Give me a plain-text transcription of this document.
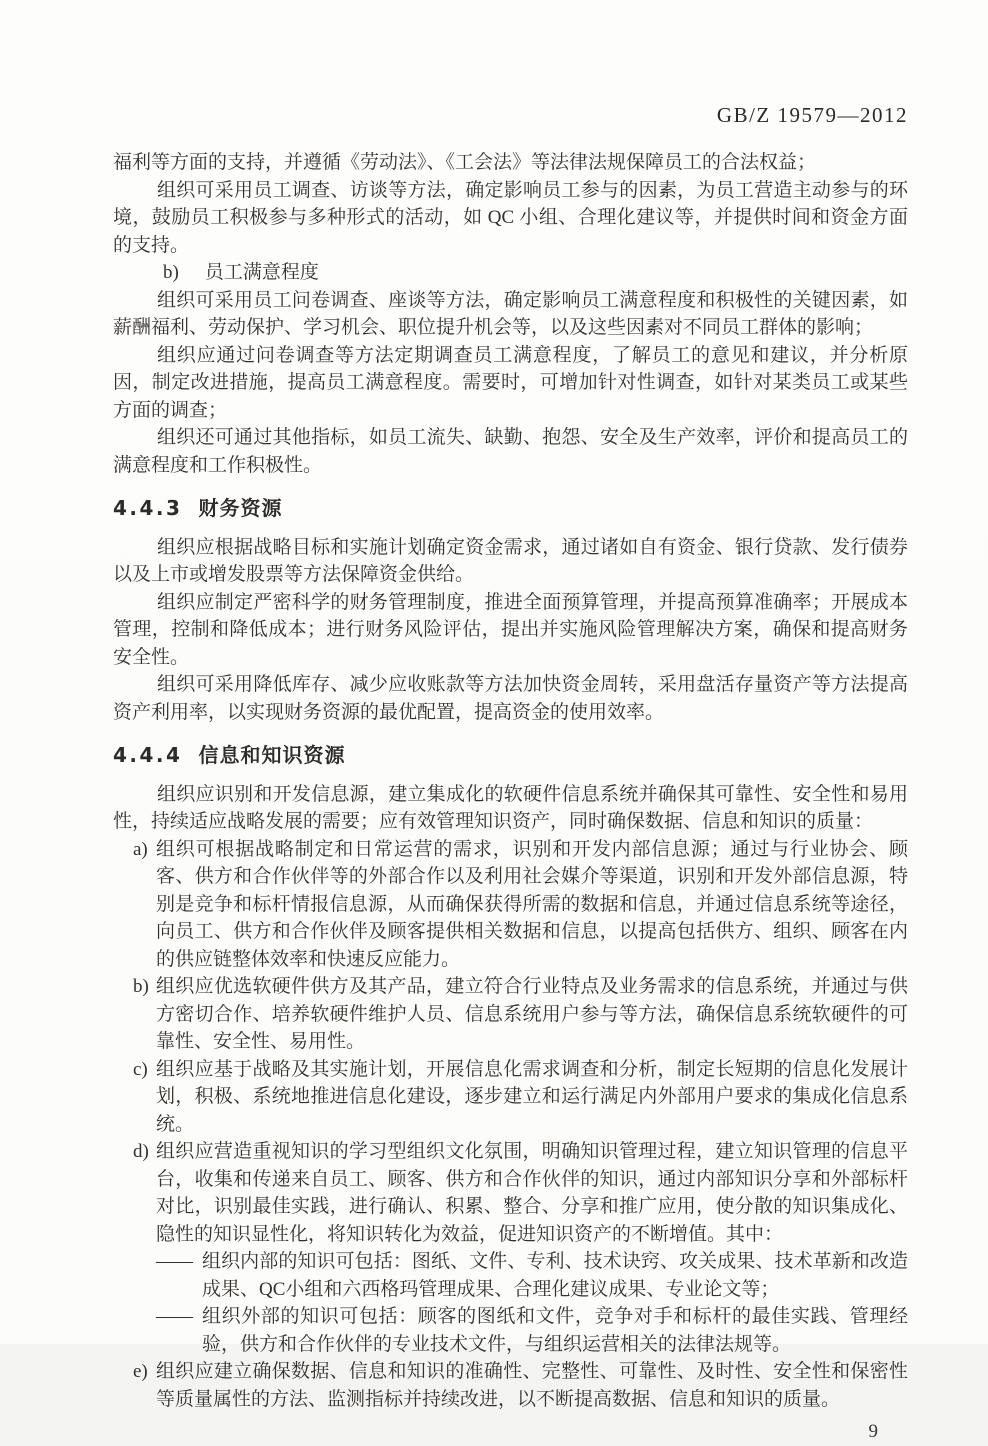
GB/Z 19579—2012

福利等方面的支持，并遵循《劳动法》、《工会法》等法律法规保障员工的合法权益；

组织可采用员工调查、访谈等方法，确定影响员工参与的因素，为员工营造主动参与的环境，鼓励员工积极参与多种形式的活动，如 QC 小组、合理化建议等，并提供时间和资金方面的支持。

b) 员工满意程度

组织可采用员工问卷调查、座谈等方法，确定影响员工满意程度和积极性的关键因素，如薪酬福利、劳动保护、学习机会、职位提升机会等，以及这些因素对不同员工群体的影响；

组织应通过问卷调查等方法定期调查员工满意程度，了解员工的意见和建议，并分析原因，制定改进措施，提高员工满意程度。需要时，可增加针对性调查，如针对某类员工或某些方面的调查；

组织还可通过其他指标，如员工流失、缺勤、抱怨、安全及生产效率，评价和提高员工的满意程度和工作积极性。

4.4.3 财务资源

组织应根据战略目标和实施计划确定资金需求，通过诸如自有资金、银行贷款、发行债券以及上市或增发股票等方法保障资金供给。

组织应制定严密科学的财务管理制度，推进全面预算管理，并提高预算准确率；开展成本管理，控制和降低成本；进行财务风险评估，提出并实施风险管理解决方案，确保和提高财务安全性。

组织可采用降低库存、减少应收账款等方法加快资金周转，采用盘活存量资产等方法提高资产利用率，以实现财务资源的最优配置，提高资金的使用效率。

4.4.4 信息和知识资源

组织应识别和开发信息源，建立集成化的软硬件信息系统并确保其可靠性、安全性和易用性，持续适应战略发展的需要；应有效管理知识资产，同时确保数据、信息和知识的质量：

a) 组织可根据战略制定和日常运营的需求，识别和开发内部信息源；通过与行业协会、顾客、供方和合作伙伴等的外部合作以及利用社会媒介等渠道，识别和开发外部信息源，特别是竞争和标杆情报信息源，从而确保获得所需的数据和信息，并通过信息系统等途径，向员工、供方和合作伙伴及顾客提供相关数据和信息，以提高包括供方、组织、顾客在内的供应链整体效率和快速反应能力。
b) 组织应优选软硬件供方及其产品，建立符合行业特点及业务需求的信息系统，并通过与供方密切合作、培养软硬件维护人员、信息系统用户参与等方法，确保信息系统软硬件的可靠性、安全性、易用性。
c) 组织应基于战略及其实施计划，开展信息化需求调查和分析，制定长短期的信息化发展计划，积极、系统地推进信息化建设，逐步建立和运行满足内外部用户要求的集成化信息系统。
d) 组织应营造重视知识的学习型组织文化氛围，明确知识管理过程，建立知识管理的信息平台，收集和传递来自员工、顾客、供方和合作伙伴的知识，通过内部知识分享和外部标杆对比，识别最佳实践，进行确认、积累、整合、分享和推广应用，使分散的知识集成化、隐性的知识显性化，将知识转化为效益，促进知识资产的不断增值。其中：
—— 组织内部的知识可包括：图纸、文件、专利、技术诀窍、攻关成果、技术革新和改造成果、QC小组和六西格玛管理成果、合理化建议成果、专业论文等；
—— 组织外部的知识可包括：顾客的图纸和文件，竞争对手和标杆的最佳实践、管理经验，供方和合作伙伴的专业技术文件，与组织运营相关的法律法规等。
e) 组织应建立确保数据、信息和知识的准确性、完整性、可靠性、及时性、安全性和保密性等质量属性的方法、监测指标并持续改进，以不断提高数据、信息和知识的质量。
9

• • • •

> [TO BE DONE]: Print every entry above again without changing a word, and omit the pictures.

> [RESULT OF THIS TASK]:
Give me a plain-text transcription of this document.
GB/Z 19579—2012

福利等方面的支持，并遵循《劳动法》、《工会法》等法律法规保障员工的合法权益；

组织可采用员工调查、访谈等方法，确定影响员工参与的因素，为员工营造主动参与的环境，鼓励员工积极参与多种形式的活动，如 QC 小组、合理化建议等，并提供时间和资金方面的支持。

b) 员工满意程度

组织可采用员工问卷调查、座谈等方法，确定影响员工满意程度和积极性的关键因素，如薪酬福利、劳动保护、学习机会、职位提升机会等，以及这些因素对不同员工群体的影响；

组织应通过问卷调查等方法定期调查员工满意程度，了解员工的意见和建议，并分析原因，制定改进措施，提高员工满意程度。需要时，可增加针对性调查，如针对某类员工或某些方面的调查；

组织还可通过其他指标，如员工流失、缺勤、抱怨、安全及生产效率，评价和提高员工的满意程度和工作积极性。

4.4.3 财务资源

组织应根据战略目标和实施计划确定资金需求，通过诸如自有资金、银行贷款、发行债券以及上市或增发股票等方法保障资金供给。

组织应制定严密科学的财务管理制度，推进全面预算管理，并提高预算准确率；开展成本管理，控制和降低成本；进行财务风险评估，提出并实施风险管理解决方案，确保和提高财务安全性。

组织可采用降低库存、减少应收账款等方法加快资金周转，采用盘活存量资产等方法提高资产利用率，以实现财务资源的最优配置，提高资金的使用效率。

4.4.4 信息和知识资源

组织应识别和开发信息源，建立集成化的软硬件信息系统并确保其可靠性、安全性和易用性，持续适应战略发展的需要；应有效管理知识资产，同时确保数据、信息和知识的质量：

a) 组织可根据战略制定和日常运营的需求，识别和开发内部信息源；通过与行业协会、顾客、供方和合作伙伴等的外部合作以及利用社会媒介等渠道，识别和开发外部信息源，特别是竞争和标杆情报信息源，从而确保获得所需的数据和信息，并通过信息系统等途径，向员工、供方和合作伙伴及顾客提供相关数据和信息，以提高包括供方、组织、顾客在内的供应链整体效率和快速反应能力。
b) 组织应优选软硬件供方及其产品，建立符合行业特点及业务需求的信息系统，并通过与供方密切合作、培养软硬件维护人员、信息系统用户参与等方法，确保信息系统软硬件的可靠性、安全性、易用性。
c) 组织应基于战略及其实施计划，开展信息化需求调查和分析，制定长短期的信息化发展计划，积极、系统地推进信息化建设，逐步建立和运行满足内外部用户要求的集成化信息系统。
d) 组织应营造重视知识的学习型组织文化氛围，明确知识管理过程，建立知识管理的信息平台，收集和传递来自员工、顾客、供方和合作伙伴的知识，通过内部知识分享和外部标杆对比，识别最佳实践，进行确认、积累、整合、分享和推广应用，使分散的知识集成化、隐性的知识显性化，将知识转化为效益，促进知识资产的不断增值。其中：
—— 组织内部的知识可包括：图纸、文件、专利、技术诀窍、攻关成果、技术革新和改造成果、QC小组和六西格玛管理成果、合理化建议成果、专业论文等；
—— 组织外部的知识可包括：顾客的图纸和文件，竞争对手和标杆的最佳实践、管理经验，供方和合作伙伴的专业技术文件，与组织运营相关的法律法规等。
e) 组织应建立确保数据、信息和知识的准确性、完整性、可靠性、及时性、安全性和保密性等质量属性的方法、监测指标并持续改进，以不断提高数据、信息和知识的质量。
9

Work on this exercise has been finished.